What is being asked: Report the number of lines that include "current", with no additional text.
------ Stored records
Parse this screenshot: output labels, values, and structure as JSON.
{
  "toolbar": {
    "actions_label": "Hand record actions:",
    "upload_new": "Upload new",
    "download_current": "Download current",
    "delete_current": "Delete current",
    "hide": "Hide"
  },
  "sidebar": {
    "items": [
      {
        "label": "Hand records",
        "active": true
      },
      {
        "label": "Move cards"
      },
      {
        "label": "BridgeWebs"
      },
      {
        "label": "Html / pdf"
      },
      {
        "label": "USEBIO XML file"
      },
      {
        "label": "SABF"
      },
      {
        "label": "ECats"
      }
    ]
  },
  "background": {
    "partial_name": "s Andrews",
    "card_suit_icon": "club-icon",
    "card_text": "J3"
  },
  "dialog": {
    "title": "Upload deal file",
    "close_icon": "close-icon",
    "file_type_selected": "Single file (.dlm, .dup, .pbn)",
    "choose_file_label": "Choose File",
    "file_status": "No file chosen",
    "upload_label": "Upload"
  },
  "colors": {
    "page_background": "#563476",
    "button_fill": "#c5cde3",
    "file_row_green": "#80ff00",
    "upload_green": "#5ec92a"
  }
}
------------
Result of this task: 2